:: Data supplied ::
══════════
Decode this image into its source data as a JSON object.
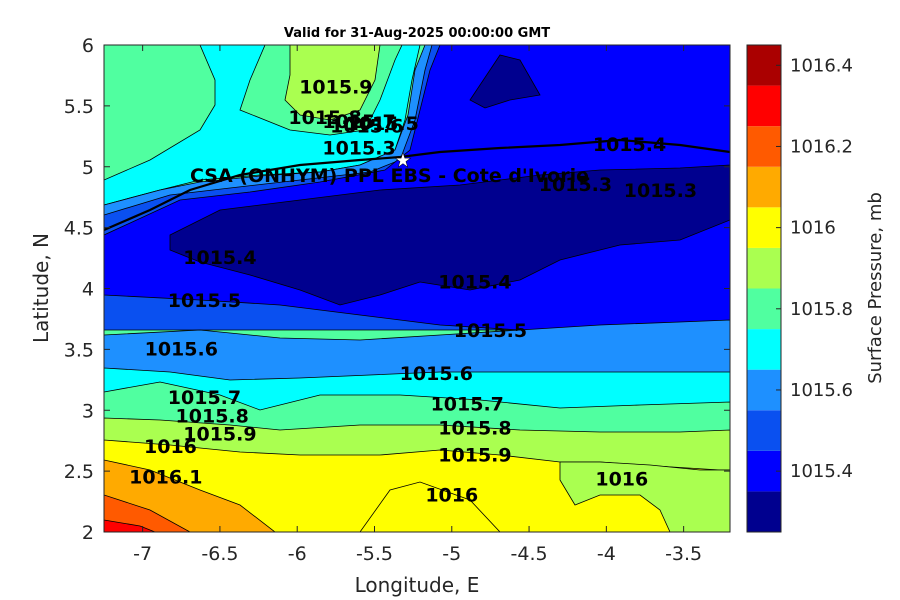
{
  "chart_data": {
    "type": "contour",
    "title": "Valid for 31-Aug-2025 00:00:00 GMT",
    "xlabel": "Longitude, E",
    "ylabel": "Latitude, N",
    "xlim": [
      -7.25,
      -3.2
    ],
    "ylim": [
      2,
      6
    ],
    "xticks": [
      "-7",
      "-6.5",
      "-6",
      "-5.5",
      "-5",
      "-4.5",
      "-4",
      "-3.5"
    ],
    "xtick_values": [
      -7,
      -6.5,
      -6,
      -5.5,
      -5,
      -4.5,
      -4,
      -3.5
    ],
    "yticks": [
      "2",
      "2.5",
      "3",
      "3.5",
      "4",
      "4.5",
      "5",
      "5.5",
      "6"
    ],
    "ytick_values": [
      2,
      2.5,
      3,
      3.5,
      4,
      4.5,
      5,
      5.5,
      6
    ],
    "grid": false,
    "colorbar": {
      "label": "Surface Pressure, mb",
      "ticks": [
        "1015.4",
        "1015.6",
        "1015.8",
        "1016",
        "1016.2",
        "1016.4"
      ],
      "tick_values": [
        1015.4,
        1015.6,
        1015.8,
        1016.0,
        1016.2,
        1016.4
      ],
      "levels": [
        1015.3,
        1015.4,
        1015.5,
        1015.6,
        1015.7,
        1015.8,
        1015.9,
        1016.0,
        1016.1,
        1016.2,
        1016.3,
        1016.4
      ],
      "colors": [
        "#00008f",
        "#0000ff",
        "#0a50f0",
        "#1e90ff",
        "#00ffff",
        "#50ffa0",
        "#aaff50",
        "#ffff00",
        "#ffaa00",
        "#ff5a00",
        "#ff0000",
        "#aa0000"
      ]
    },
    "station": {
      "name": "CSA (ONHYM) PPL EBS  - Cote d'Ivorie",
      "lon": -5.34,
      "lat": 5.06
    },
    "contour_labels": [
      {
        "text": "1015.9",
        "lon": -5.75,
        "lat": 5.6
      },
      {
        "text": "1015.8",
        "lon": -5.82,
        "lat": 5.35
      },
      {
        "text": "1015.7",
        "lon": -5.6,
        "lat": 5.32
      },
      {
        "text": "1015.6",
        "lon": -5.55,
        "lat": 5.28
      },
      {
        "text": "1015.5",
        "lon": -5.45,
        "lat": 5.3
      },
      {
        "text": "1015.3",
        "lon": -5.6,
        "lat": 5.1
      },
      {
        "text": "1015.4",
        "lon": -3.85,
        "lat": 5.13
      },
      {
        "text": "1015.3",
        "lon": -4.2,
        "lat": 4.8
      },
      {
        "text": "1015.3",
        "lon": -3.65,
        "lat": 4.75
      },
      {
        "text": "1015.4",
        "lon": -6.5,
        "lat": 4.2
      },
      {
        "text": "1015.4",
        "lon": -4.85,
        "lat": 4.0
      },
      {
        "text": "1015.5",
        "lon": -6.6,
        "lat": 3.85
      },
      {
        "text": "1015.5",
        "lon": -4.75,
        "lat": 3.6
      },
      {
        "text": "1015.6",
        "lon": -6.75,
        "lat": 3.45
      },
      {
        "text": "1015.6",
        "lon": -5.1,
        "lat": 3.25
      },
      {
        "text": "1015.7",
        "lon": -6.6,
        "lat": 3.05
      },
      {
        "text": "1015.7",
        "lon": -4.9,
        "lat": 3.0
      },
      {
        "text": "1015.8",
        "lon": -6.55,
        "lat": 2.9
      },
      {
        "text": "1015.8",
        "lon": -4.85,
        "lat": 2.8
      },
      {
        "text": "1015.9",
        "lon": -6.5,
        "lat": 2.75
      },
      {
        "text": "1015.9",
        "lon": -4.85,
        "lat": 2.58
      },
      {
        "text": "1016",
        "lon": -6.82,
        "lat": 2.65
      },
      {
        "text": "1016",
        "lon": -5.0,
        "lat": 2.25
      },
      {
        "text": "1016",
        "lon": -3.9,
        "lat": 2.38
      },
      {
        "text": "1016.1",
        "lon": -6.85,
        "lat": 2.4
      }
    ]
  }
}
══════════
:: Work to be completed ::
Images in the data above are to be skipped. Retype all other material exactly.

:: Result of this exercise ::
Decode this image into its source data as a JSON object.
{
  "chart_data": {
    "type": "contour",
    "title": "Valid for 31-Aug-2025 00:00:00 GMT",
    "xlabel": "Longitude, E",
    "ylabel": "Latitude, N",
    "xlim": [
      -7.25,
      -3.2
    ],
    "ylim": [
      2,
      6
    ],
    "xticks": [
      "-7",
      "-6.5",
      "-6",
      "-5.5",
      "-5",
      "-4.5",
      "-4",
      "-3.5"
    ],
    "xtick_values": [
      -7,
      -6.5,
      -6,
      -5.5,
      -5,
      -4.5,
      -4,
      -3.5
    ],
    "yticks": [
      "2",
      "2.5",
      "3",
      "3.5",
      "4",
      "4.5",
      "5",
      "5.5",
      "6"
    ],
    "ytick_values": [
      2,
      2.5,
      3,
      3.5,
      4,
      4.5,
      5,
      5.5,
      6
    ],
    "grid": false,
    "colorbar": {
      "label": "Surface Pressure, mb",
      "ticks": [
        "1015.4",
        "1015.6",
        "1015.8",
        "1016",
        "1016.2",
        "1016.4"
      ],
      "tick_values": [
        1015.4,
        1015.6,
        1015.8,
        1016.0,
        1016.2,
        1016.4
      ],
      "levels": [
        1015.3,
        1015.4,
        1015.5,
        1015.6,
        1015.7,
        1015.8,
        1015.9,
        1016.0,
        1016.1,
        1016.2,
        1016.3,
        1016.4
      ],
      "colors": [
        "#00008f",
        "#0000ff",
        "#0a50f0",
        "#1e90ff",
        "#00ffff",
        "#50ffa0",
        "#aaff50",
        "#ffff00",
        "#ffaa00",
        "#ff5a00",
        "#ff0000",
        "#aa0000"
      ]
    },
    "station": {
      "name": "CSA (ONHYM) PPL EBS  - Cote d'Ivorie",
      "lon": -5.34,
      "lat": 5.06
    },
    "contour_labels": [
      {
        "text": "1015.9",
        "lon": -5.75,
        "lat": 5.6
      },
      {
        "text": "1015.8",
        "lon": -5.82,
        "lat": 5.35
      },
      {
        "text": "1015.7",
        "lon": -5.6,
        "lat": 5.32
      },
      {
        "text": "1015.6",
        "lon": -5.55,
        "lat": 5.28
      },
      {
        "text": "1015.5",
        "lon": -5.45,
        "lat": 5.3
      },
      {
        "text": "1015.3",
        "lon": -5.6,
        "lat": 5.1
      },
      {
        "text": "1015.4",
        "lon": -3.85,
        "lat": 5.13
      },
      {
        "text": "1015.3",
        "lon": -4.2,
        "lat": 4.8
      },
      {
        "text": "1015.3",
        "lon": -3.65,
        "lat": 4.75
      },
      {
        "text": "1015.4",
        "lon": -6.5,
        "lat": 4.2
      },
      {
        "text": "1015.4",
        "lon": -4.85,
        "lat": 4.0
      },
      {
        "text": "1015.5",
        "lon": -6.6,
        "lat": 3.85
      },
      {
        "text": "1015.5",
        "lon": -4.75,
        "lat": 3.6
      },
      {
        "text": "1015.6",
        "lon": -6.75,
        "lat": 3.45
      },
      {
        "text": "1015.6",
        "lon": -5.1,
        "lat": 3.25
      },
      {
        "text": "1015.7",
        "lon": -6.6,
        "lat": 3.05
      },
      {
        "text": "1015.7",
        "lon": -4.9,
        "lat": 3.0
      },
      {
        "text": "1015.8",
        "lon": -6.55,
        "lat": 2.9
      },
      {
        "text": "1015.8",
        "lon": -4.85,
        "lat": 2.8
      },
      {
        "text": "1015.9",
        "lon": -6.5,
        "lat": 2.75
      },
      {
        "text": "1015.9",
        "lon": -4.85,
        "lat": 2.58
      },
      {
        "text": "1016",
        "lon": -6.82,
        "lat": 2.65
      },
      {
        "text": "1016",
        "lon": -5.0,
        "lat": 2.25
      },
      {
        "text": "1016",
        "lon": -3.9,
        "lat": 2.38
      },
      {
        "text": "1016.1",
        "lon": -6.85,
        "lat": 2.4
      }
    ]
  }
}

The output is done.